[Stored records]
────────────────
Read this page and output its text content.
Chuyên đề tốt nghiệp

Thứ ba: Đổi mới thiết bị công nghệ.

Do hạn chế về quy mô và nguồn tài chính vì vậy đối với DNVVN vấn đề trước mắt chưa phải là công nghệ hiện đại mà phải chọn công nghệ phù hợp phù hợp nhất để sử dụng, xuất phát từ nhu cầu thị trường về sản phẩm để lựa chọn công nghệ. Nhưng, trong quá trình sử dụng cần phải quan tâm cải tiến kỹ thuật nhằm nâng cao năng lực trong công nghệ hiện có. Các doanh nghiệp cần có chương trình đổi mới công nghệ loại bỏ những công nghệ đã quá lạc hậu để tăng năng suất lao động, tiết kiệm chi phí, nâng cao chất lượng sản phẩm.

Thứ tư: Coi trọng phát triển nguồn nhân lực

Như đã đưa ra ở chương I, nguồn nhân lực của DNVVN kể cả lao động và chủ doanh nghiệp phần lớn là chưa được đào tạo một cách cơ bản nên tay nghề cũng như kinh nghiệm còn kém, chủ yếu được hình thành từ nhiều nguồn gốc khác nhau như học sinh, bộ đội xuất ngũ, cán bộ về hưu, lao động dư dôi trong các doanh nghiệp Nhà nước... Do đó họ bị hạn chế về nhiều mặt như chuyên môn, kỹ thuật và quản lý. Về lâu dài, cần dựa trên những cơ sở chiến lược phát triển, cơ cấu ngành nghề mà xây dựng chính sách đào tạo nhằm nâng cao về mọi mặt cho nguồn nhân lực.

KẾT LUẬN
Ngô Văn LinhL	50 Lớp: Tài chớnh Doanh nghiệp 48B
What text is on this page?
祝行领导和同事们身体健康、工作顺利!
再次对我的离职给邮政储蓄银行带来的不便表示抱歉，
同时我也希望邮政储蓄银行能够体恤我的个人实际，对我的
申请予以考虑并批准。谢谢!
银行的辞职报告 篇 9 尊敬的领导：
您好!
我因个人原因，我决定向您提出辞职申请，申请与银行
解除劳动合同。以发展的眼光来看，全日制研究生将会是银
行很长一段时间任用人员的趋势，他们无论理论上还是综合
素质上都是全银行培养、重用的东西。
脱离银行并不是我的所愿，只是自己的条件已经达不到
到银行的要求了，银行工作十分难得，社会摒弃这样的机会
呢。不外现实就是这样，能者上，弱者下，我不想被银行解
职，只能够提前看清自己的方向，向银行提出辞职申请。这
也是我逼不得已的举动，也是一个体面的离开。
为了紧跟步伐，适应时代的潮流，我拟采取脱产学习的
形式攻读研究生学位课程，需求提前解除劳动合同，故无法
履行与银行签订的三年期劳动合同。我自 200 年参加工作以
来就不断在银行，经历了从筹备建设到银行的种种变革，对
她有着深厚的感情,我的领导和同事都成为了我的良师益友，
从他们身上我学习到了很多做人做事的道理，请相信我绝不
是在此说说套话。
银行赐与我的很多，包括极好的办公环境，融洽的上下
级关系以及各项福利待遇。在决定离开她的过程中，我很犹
────────────────
- [Instruction]: Copy each line above that contains the word "text".

- [Result of the task]:
Read this page and output its text content.
What text is on this page?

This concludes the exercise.